··· Data provided
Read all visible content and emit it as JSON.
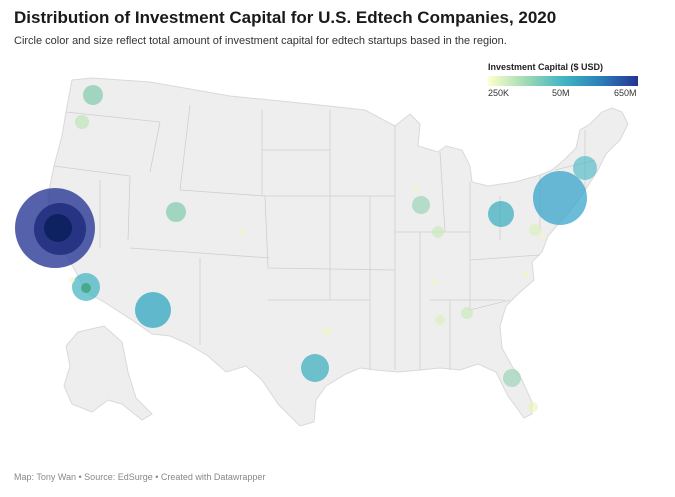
{
  "header": {
    "title": "Distribution of Investment Capital for U.S. Edtech Companies, 2020",
    "subtitle": "Circle color and size reflect total amount of investment capital for edtech startups based in the region."
  },
  "legend": {
    "title": "Investment Capital ($ USD)",
    "ticks": [
      "250K",
      "50M",
      "650M"
    ],
    "colors": [
      "#ffffcc",
      "#a1dab4",
      "#41b6c4",
      "#2c7fb8",
      "#253494"
    ]
  },
  "footer": "Map: Tony Wan • Source: EdSurge • Created with Datawrapper",
  "map": {
    "land_color": "#eeeeee",
    "border_color": "#cccccc"
  }
}
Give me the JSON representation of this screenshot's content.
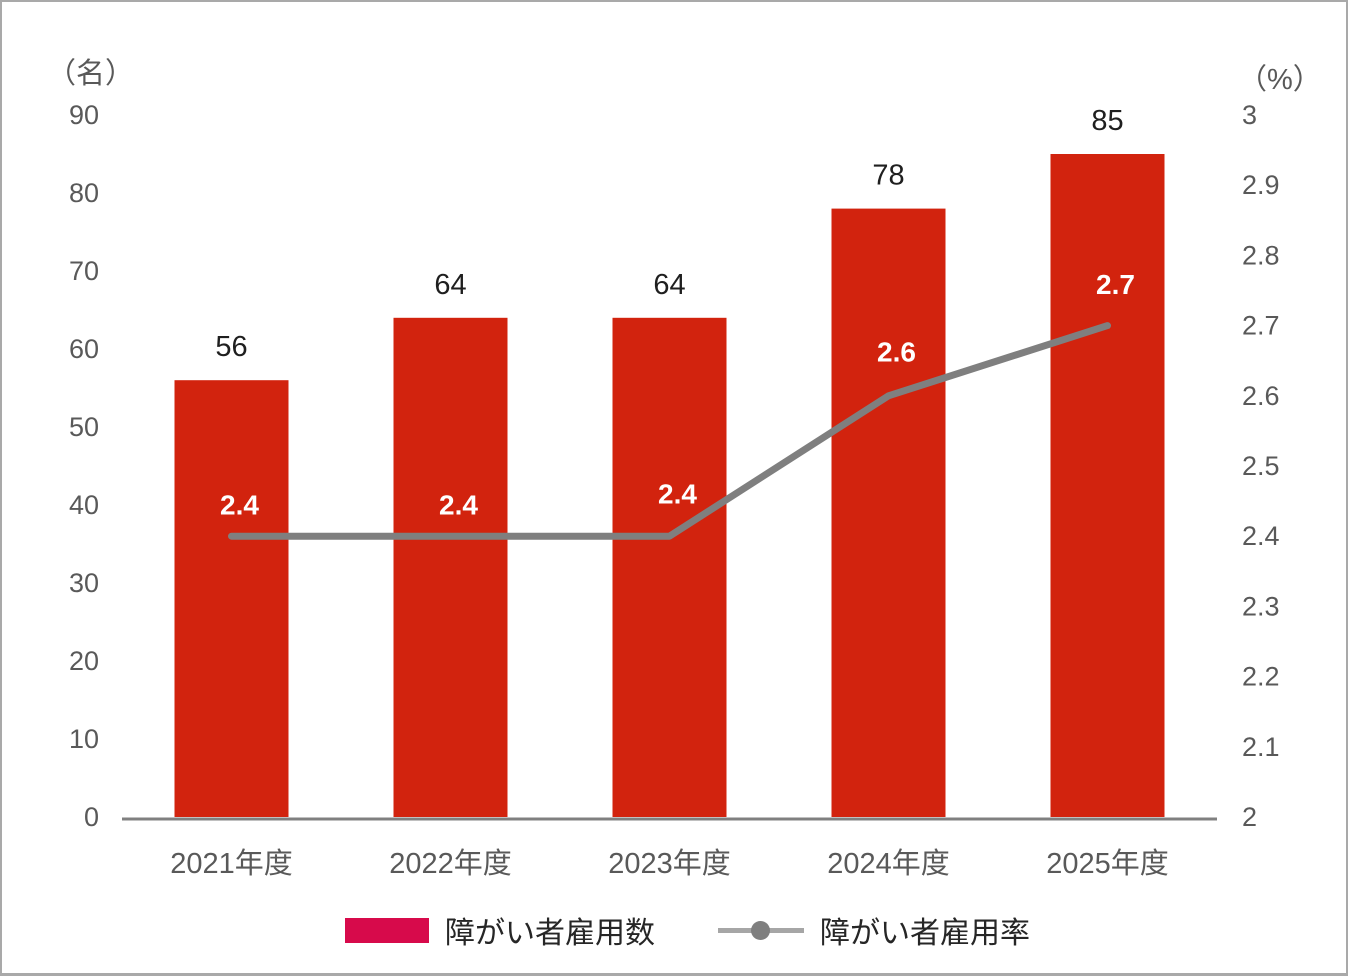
{
  "chart_data": {
    "type": "bar+line combo",
    "categories": [
      "2021年度",
      "2022年度",
      "2023年度",
      "2024年度",
      "2025年度"
    ],
    "series": [
      {
        "name": "障がい者雇用数",
        "type": "bar",
        "axis": "left",
        "values": [
          56,
          64,
          64,
          78,
          85
        ],
        "data_labels": [
          "56",
          "64",
          "64",
          "78",
          "85"
        ]
      },
      {
        "name": "障がい者雇用率",
        "type": "line",
        "axis": "right",
        "values": [
          2.4,
          2.4,
          2.4,
          2.6,
          2.7
        ],
        "data_labels": [
          "2.4",
          "2.4",
          "2.4",
          "2.6",
          "2.7"
        ]
      }
    ],
    "left_axis": {
      "title": "（名）",
      "min": 0,
      "max": 90,
      "tick_step": 10,
      "tick_labels": [
        "90",
        "80",
        "70",
        "60",
        "50",
        "40",
        "30",
        "20",
        "10",
        "0"
      ]
    },
    "right_axis": {
      "title": "（%）",
      "min": 2,
      "max": 3,
      "tick_step": 0.1,
      "tick_labels": [
        "3",
        "2.9",
        "2.8",
        "2.7",
        "2.6",
        "2.5",
        "2.4",
        "2.3",
        "2.2",
        "2.1",
        "2"
      ]
    },
    "legend": {
      "position": "bottom",
      "items": [
        {
          "label": "障がい者雇用数",
          "marker": "bar-swatch"
        },
        {
          "label": "障がい者雇用率",
          "marker": "line-with-dot"
        }
      ]
    },
    "grid": false,
    "title": ""
  },
  "colors": {
    "bar_fill": "#d2230e",
    "legend_bar_swatch": "#d70a4b",
    "line_stroke": "#7f7f7f",
    "legend_line": "#a6a6a6",
    "legend_marker": "#7f7f7f",
    "axis_line": "#808080",
    "tick_text": "#595959",
    "bar_label_text": "#1f1f1f",
    "line_label_text": "#ffffff",
    "page_border": "#a9a9a9"
  }
}
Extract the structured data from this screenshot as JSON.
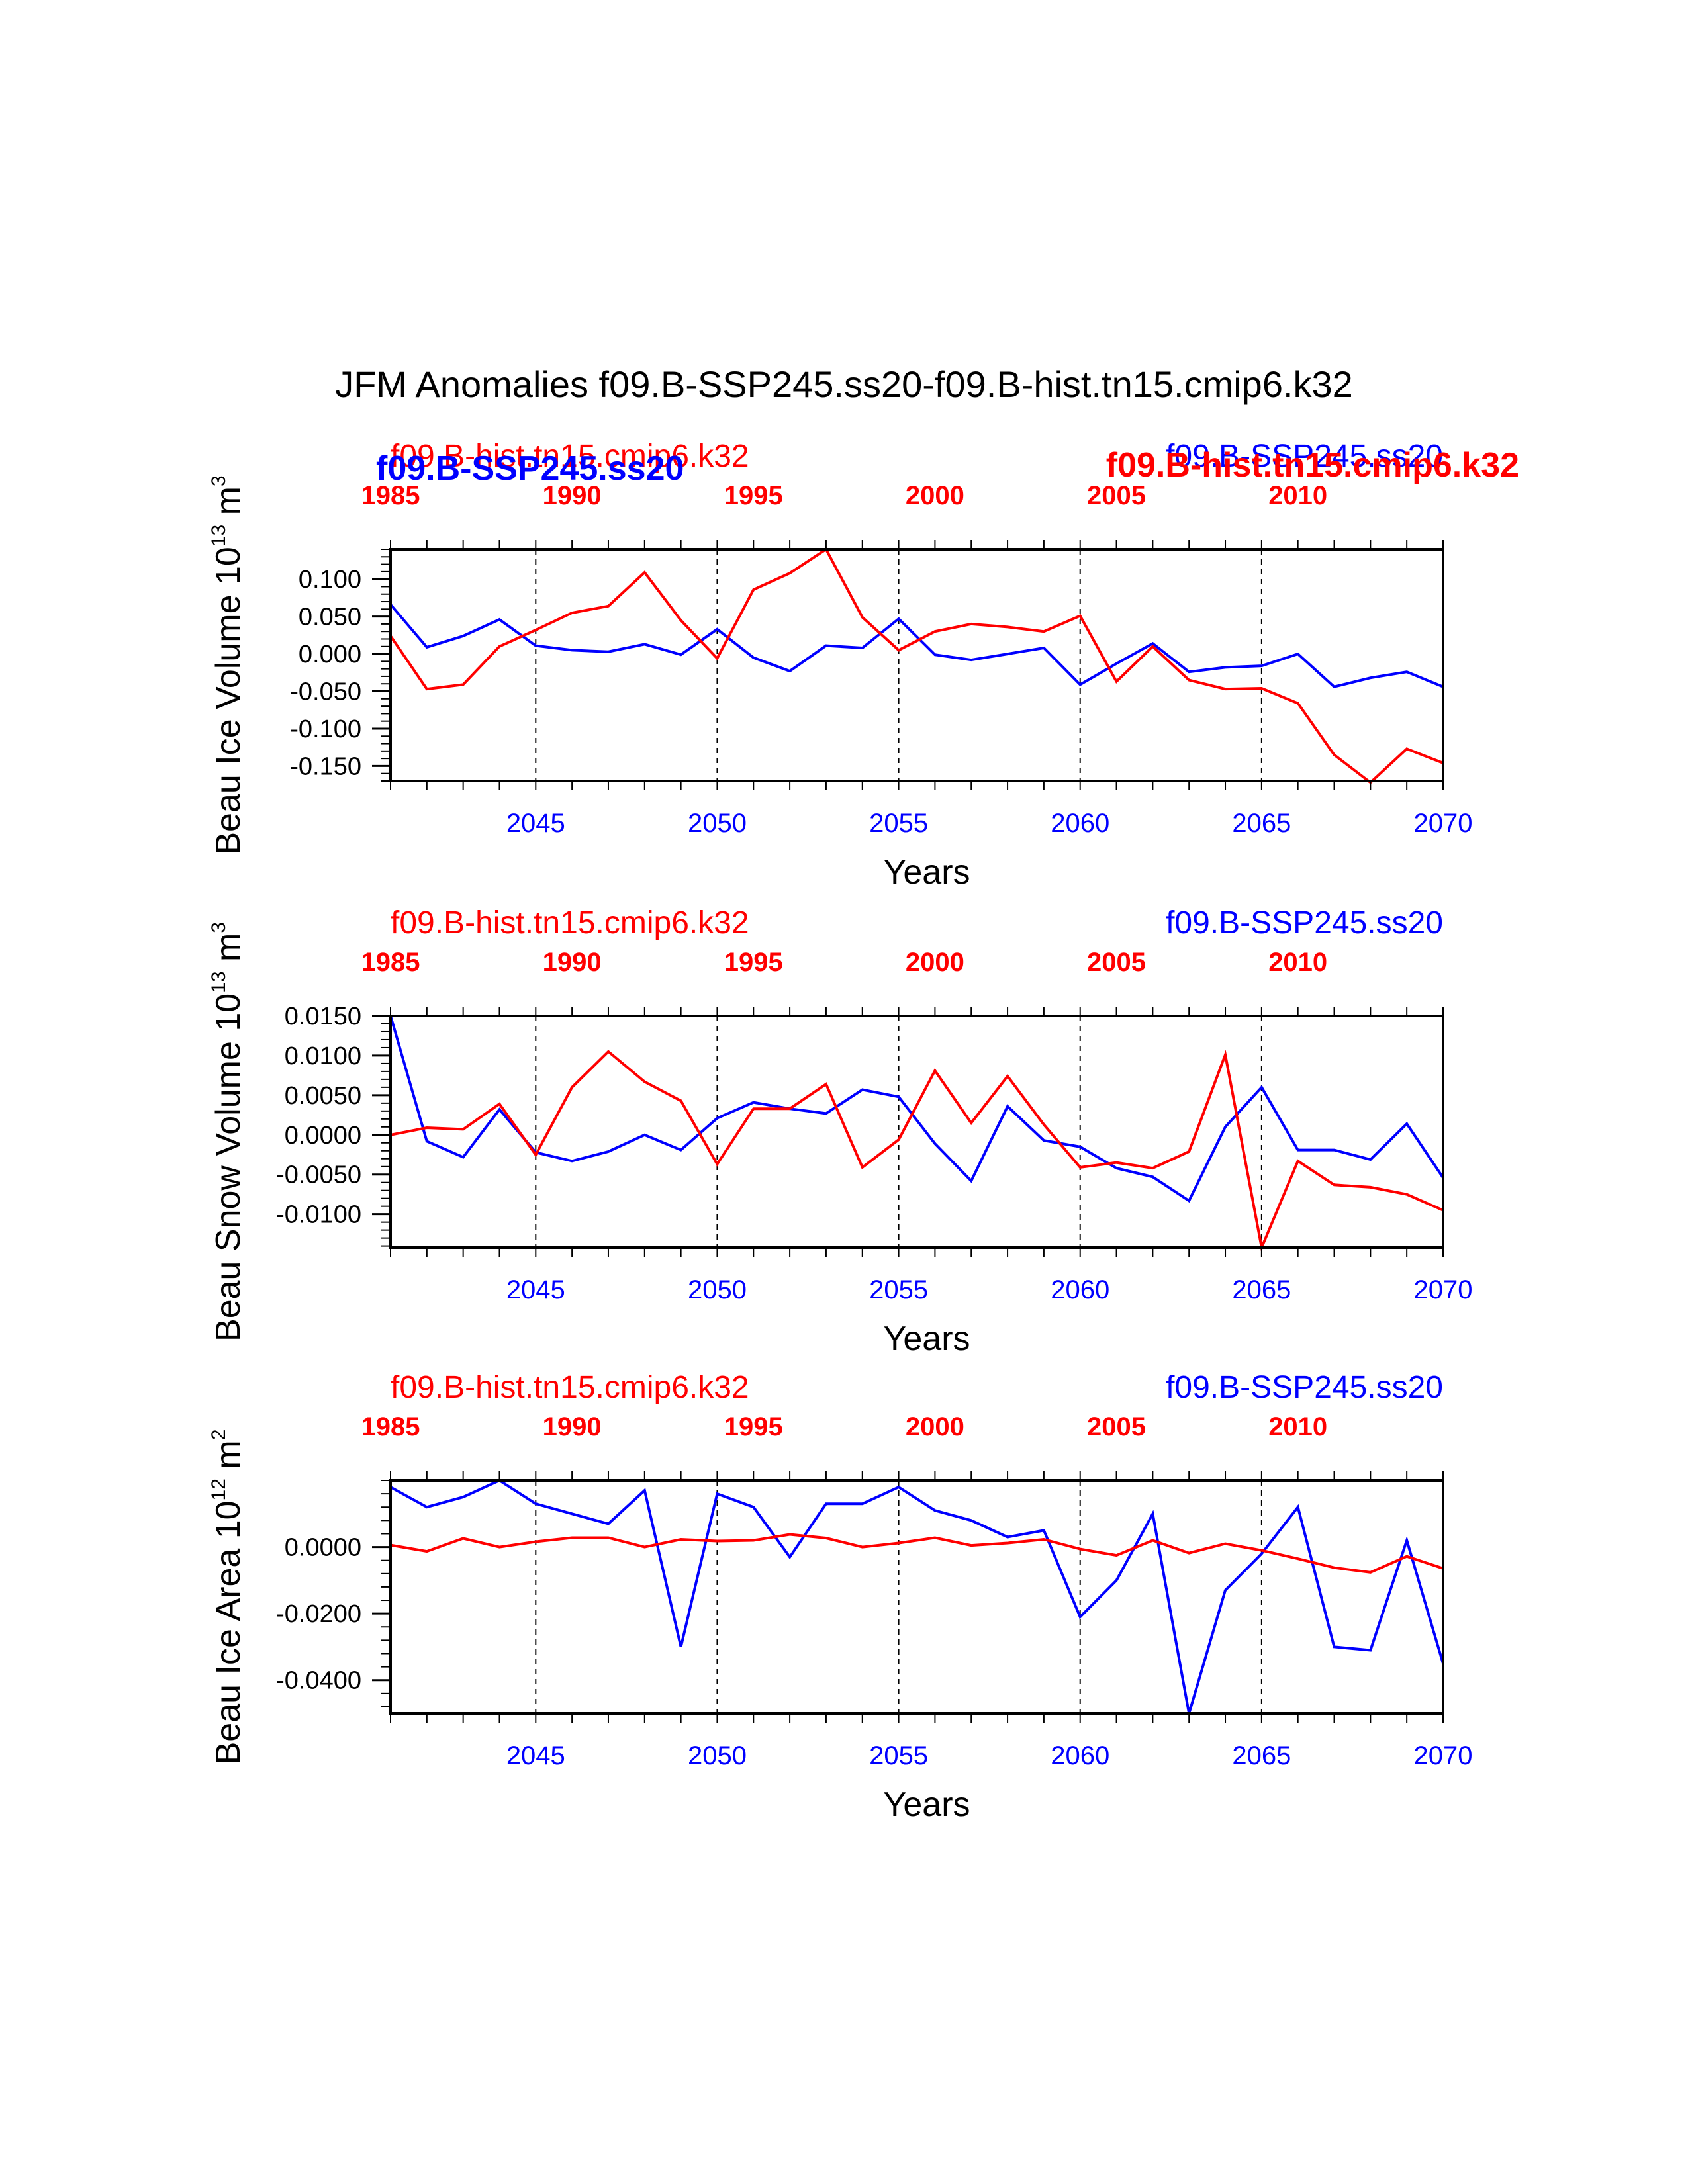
······
● Task description
Pictures appear in the records above. Output everything except them, exactly.

● Problem solution
Read all visible content and emit it as JSON.
{
  "header": {
    "title": "Distribution of Investment Capital for U.S. Edtech Companies, 2020",
    "subtitle": "Circle color and size reflect total amount of investment capital for edtech startups based in the region."
  },
  "legend": {
    "title": "Investment Capital ($ USD)",
    "ticks": [
      "250K",
      "50M",
      "650M"
    ],
    "colors": [
      "#ffffcc",
      "#a1dab4",
      "#41b6c4",
      "#2c7fb8",
      "#253494"
    ]
  },
  "footer": "Map: Tony Wan • Source: EdSurge • Created with Datawrapper",
  "map": {
    "land_color": "#eeeeee",
    "border_color": "#cccccc"
  }
}
Give me the JSON representation of this screenshot's content.
{
  "chart_data": {
    "type": "bar+line combo",
    "categories": [
      "2021年度",
      "2022年度",
      "2023年度",
      "2024年度",
      "2025年度"
    ],
    "series": [
      {
        "name": "障がい者雇用数",
        "type": "bar",
        "axis": "left",
        "values": [
          56,
          64,
          64,
          78,
          85
        ],
        "data_labels": [
          "56",
          "64",
          "64",
          "78",
          "85"
        ]
      },
      {
        "name": "障がい者雇用率",
        "type": "line",
        "axis": "right",
        "values": [
          2.4,
          2.4,
          2.4,
          2.6,
          2.7
        ],
        "data_labels": [
          "2.4",
          "2.4",
          "2.4",
          "2.6",
          "2.7"
        ]
      }
    ],
    "left_axis": {
      "title": "（名）",
      "min": 0,
      "max": 90,
      "tick_step": 10,
      "tick_labels": [
        "90",
        "80",
        "70",
        "60",
        "50",
        "40",
        "30",
        "20",
        "10",
        "0"
      ]
    },
    "right_axis": {
      "title": "（%）",
      "min": 2,
      "max": 3,
      "tick_step": 0.1,
      "tick_labels": [
        "3",
        "2.9",
        "2.8",
        "2.7",
        "2.6",
        "2.5",
        "2.4",
        "2.3",
        "2.2",
        "2.1",
        "2"
      ]
    },
    "legend": {
      "position": "bottom",
      "items": [
        {
          "label": "障がい者雇用数",
          "marker": "bar-swatch"
        },
        {
          "label": "障がい者雇用率",
          "marker": "line-with-dot"
        }
      ]
    },
    "grid": false,
    "title": ""
  },
  "colors": {
    "bar_fill": "#d2230e",
    "legend_bar_swatch": "#d70a4b",
    "line_stroke": "#7f7f7f",
    "legend_line": "#a6a6a6",
    "legend_marker": "#7f7f7f",
    "axis_line": "#808080",
    "tick_text": "#595959",
    "bar_label_text": "#1f1f1f",
    "line_label_text": "#ffffff",
    "page_border": "#a9a9a9"
  }
}
Extract the structured data from this screenshot as JSON.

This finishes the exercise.